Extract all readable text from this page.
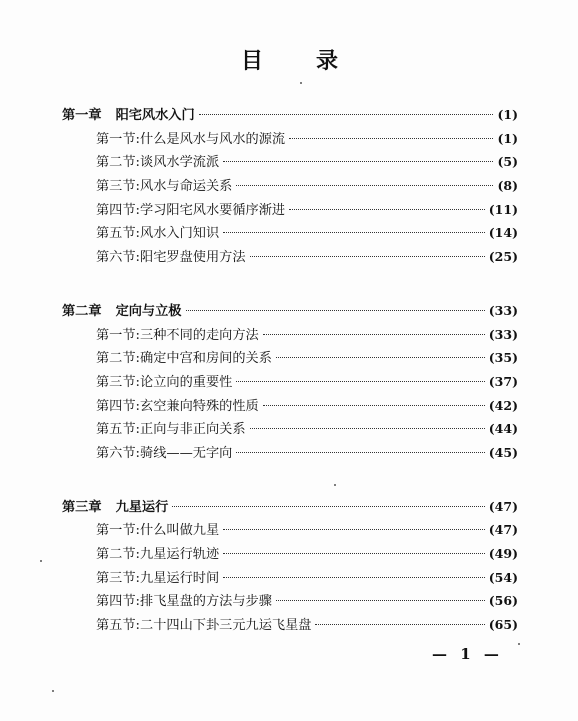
目 录
第一章 阳宅风水入门	(1)
第一节:什么是风水与风水的源流	(1)
第二节:谈风水学流派	(5)
第三节:风水与命运关系	(8)
第四节:学习阳宅风水要循序渐进	(11)
第五节:风水入门知识	(14)
第六节:阳宅罗盘使用方法	(25)
第二章 定向与立极	(33)
第一节:三种不同的走向方法	(33)
第二节:确定中宫和房间的关系	(35)
第三节:论立向的重要性	(37)
第四节:玄空兼向特殊的性质	(42)
第五节:正向与非正向关系	(44)
第六节:骑线——无字向	(45)
第三章 九星运行	(47)
第一节:什么叫做九星	(47)
第二节:九星运行轨迹	(49)
第三节:九星运行时间	(54)
第四节:排飞星盘的方法与步骤	(56)
第五节:二十四山下卦三元九运飞星盘	(65)
— 1 —
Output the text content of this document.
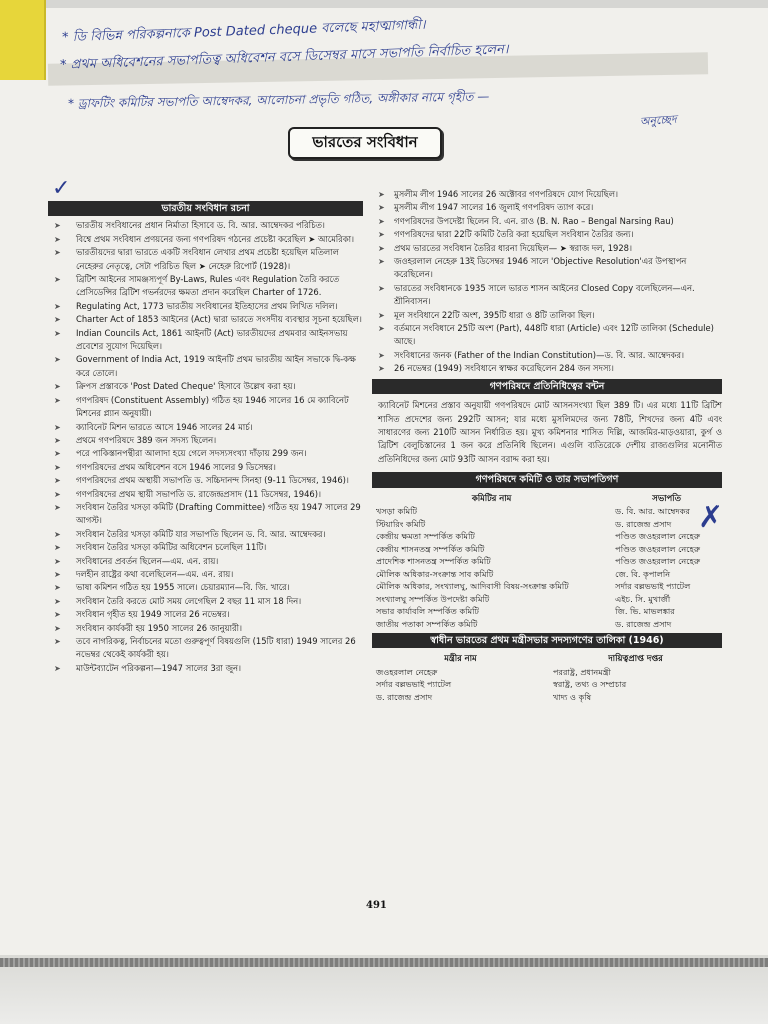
* ডি বিভিন্ন পরিকল্পনাকে Post Dated cheque বলেছে মহাত্মাগান্ধী।
* প্রথম অধিবেশনের সভাপতিত্ব অধিবেশন বসে ডিসেম্বর মাসে সভাপতি নির্বাচিত হলেন।
* ড্রাফটিং কমিটির সভাপতি আম্বেদকর, আলোচনা প্রভৃতি গঠিত, অঙ্গীকার নামে গৃহীত —
অনুচ্ছেদ
ভারতের সংবিধান
✓
ভারতীয় সংবিধান রচনা
➤ ভারতীয় সংবিধানের প্রধান নির্মাতা হিসাবে ড. বি. আর. আম্বেদকর পরিচিত।
➤ বিশ্বে প্রথম সংবিধান প্রণয়নের জন্য গণপরিষদ গঠনের প্রচেষ্টা করেছিল ➤ আমেরিকা।
➤ ভারতীয়দের দ্বারা ভারতে একটি সংবিধান লেখার প্রথম প্রচেষ্টা হয়েছিল মতিলাল নেহেরুর নেতৃত্বে, সেটা পরিচিত ছিল ➤ নেহেরু রিপোর্ট (1928)।
➤ ব্রিটিশ আইনের সামঞ্জস্যপূর্ণ By-Laws, Rules এবং Regulation তৈরি করতে প্রেসিডেন্সির ব্রিটিশ গভর্নরদের ক্ষমতা প্রদান করেছিল Charter of 1726.
➤ Regulating Act, 1773 ভারতীয় সংবিধানের ইতিহাসের প্রথম লিখিত দলিল।
➤ Charter Act of 1853 আইনের (Act) দ্বারা ভারতে সংসদীয় ব্যবস্থার সূচনা হয়েছিল।
➤ Indian Councils Act, 1861 আইনটি (Act) ভারতীয়দের প্রথমবার আইনসভায় প্রবেশের সুযোগ দিয়েছিল।
➤ Government of India Act, 1919 আইনটি প্রথম ভারতীয় আইন সভাকে দ্বি-কক্ষ করে তোলে।
➤ ক্রিপস প্রস্তাবকে 'Post Dated Cheque' হিসাবে উল্লেখ করা হয়।
➤ গণপরিষদ (Constituent Assembly) গঠিত হয় 1946 সালের 16 মে ক্যাবিনেট মিশনের প্ল্যান অনুযায়ী।
➤ ক্যাবিনেট মিশন ভারতে আসে 1946 সালের 24 মার্চ।
➤ প্রথমে গণপরিষদে 389 জন সদস্য ছিলেন।
➤ পরে পাকিস্তানপন্থীরা আলাদা হয়ে গেলে সদস্যসংখ্যা দাঁড়ায় 299 জন।
➤ গণপরিষদের প্রথম অধিবেশন বসে 1946 সালের 9 ডিসেম্বর।
➤ গণপরিষদের প্রথম অস্থায়ী সভাপতি ড. সচ্চিদানন্দ সিনহা (9-11 ডিসেম্বর, 1946)।
➤ গণপরিষদের প্রথম স্থায়ী সভাপতি ড. রাজেন্দ্রপ্রসাদ (11 ডিসেম্বর, 1946)।
➤ সংবিধান তৈরির খসড়া কমিটি (Drafting Committee) গঠিত হয় 1947 সালের 29 আগস্ট।
➤ সংবিধান তৈরির খসড়া কমিটি যার সভাপতি ছিলেন ড. বি. আর. আম্বেদকর।
➤ সংবিধান তৈরির খসড়া কমিটির অধিবেশন চলেছিল 11টি।
➤ সংবিধানের প্রবর্তন ছিলেন—এম. এন. রায়।
➤ দলহীন রাষ্ট্রের কথা বলেছিলেন—এম. এন. রায়।
➤ ভাষা কমিশন গঠিত হয় 1955 সালে। চেয়ারম্যান—বি. জি. খারে।
➤ সংবিধান তৈরি করতে মোট সময় লেগেছিল 2 বছর 11 মাস 18 দিন।
➤ সংবিধান গৃহীত হয় 1949 সালের 26 নভেম্বর।
➤ সংবিধান কার্যকরী হয় 1950 সালের 26 জানুয়ারী।
➤ তবে নাগরিকত্ব, নির্বাচনের মতো গুরুত্বপূর্ণ বিষয়গুলি (15টি ধারা) 1949 সালের 26 নভেম্বর থেকেই কার্যকরী হয়।
➤ মাউন্টব্যাটেন পরিকল্পনা—1947 সালের 3রা জুন।
➤ মুসলীম লীগ 1946 সালের 26 অক্টোবর গণপরিষদে যোগ দিয়েছিল।
➤ মুসলীম লীগ 1947 সালের 16 জুলাই গণপরিষদ ত্যাগ করে।
➤ গণপরিষদের উপদেষ্টা ছিলেন বি. এন. রাও (B. N. Rao – Bengal Narsing Rau)
➤ গণপরিষদের দ্বারা 22টি কমিটি তৈরি করা হয়েছিল সংবিধান তৈরির জন্য।
➤ প্রথম ভারতের সংবিধান তৈরির ধারনা দিয়েছিল— ➤ স্বরাজ দল, 1928।
➤ জওহরলাল নেহেরু 13ই ডিসেম্বর 1946 সালে 'Objective Resolution'এর উপস্থাপন করেছিলেন।
➤ ভারতের সংবিধানকে 1935 সালে ভারত শাসন আইনের Closed Copy বলেছিলেন—এন. শ্রীনিবাসন।
➤ মূল সংবিধানে 22টি অংশ, 395টি ধারা ও 8টি তালিকা ছিল।
➤ বর্তমানে সংবিধানে 25টি অংশ (Part), 448টি ধারা (Article) এবং 12টি তালিকা (Schedule) আছে।
➤ সংবিধানের জনক (Father of the Indian Constitution)—ড. বি. আর. আম্বেদকর।
➤ 26 নভেম্বর (1949) সংবিধানে স্বাক্ষর করেছিলেন 284 জন সদস্য।
গণপরিষদে প্রতিনিধিত্বের বন্টন
ক্যাবিনেট মিশনের প্রস্তাব অনুযায়ী গণপরিষদে মোট আসনসংখ্যা ছিল 389 টি। এর মধ্যে 11টি ব্রিটিশ শাসিত প্রদেশের জন্য 292টি আসন; যার মধ্যে মুসলিমদের জন্য 78টি, শিখদের জন্য 4টি এবং সাধারণের জন্য 210টি আসন নির্ধারিত হয়। মুখ্য কমিশনার শাসিত দিল্লি, আজমির-মাড়ওয়ারা, কুর্গ ও ব্রিটিশ বেলুচিস্তানের 1 জন করে প্রতিনিধি ছিলেন। এগুলি ব্যতিরেকে দেশীয় রাজ্যগুলির মনোনীত প্রতিনিধিদের জন্য মোট 93টি আসন বরাদ্দ করা হয়।
গণপরিষদে কমিটি ও তার সভাপতিগণ
কমিটির নাম	সভাপতি
খসড়া কমিটি	ড. বি. আর. আম্বেদকর
স্টিয়ারিং কমিটি	ড. রাজেন্দ্র প্রসাদ
কেন্দ্রীয় ক্ষমতা সম্পর্কিত কমিটি	পণ্ডিত জওহরলাল নেহেরু
কেন্দ্রীয় শাসনতন্ত্র সম্পর্কিত কমিটি	পণ্ডিত জওহরলাল নেহেরু
প্রাদেশিক শাসনতন্ত্র সম্পর্কিত কমিটি	পণ্ডিত জওহরলাল নেহেরু
মৌলিক অধিকার-সংক্রান্ত সাব কমিটি	জে. বি. কৃপালনি
মৌলিক অধিকার, সংখ্যালঘু, আদিবাসী বিষয়-সংক্রান্ত কমিটি	সর্দার বল্লভভাই প্যাটেল
সংখ্যালঘু সম্পর্কিত উপদেষ্টা কমিটি	এইচ. সি. মুখার্জী
সভার কার্যাবলি সম্পর্কিত কমিটি	জি. ভি. মাভলঙ্কার
জাতীয় পতাকা সম্পর্কিত কমিটি	ড. রাজেন্দ্র প্রসাদ
স্বাধীন ভারতের প্রথম মন্ত্রীসভার সদস্যগণের তালিকা (1946)
মন্ত্রীর নাম	দায়িত্বপ্রাপ্ত দপ্তর
জওহরলাল নেহেরু	পররাষ্ট্র, প্রধানমন্ত্রী
সর্দার বল্লভভাই প্যাটেল	স্বরাষ্ট্র, তথ্য ও সম্প্রচার
ড. রাজেন্দ্র প্রসাদ	খাদ্য ও কৃষি
✗
491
===============
**Instructions for the task**
Tally every line of the listing that holds the string "জওহরল", then give the number by itself.

**Response**
5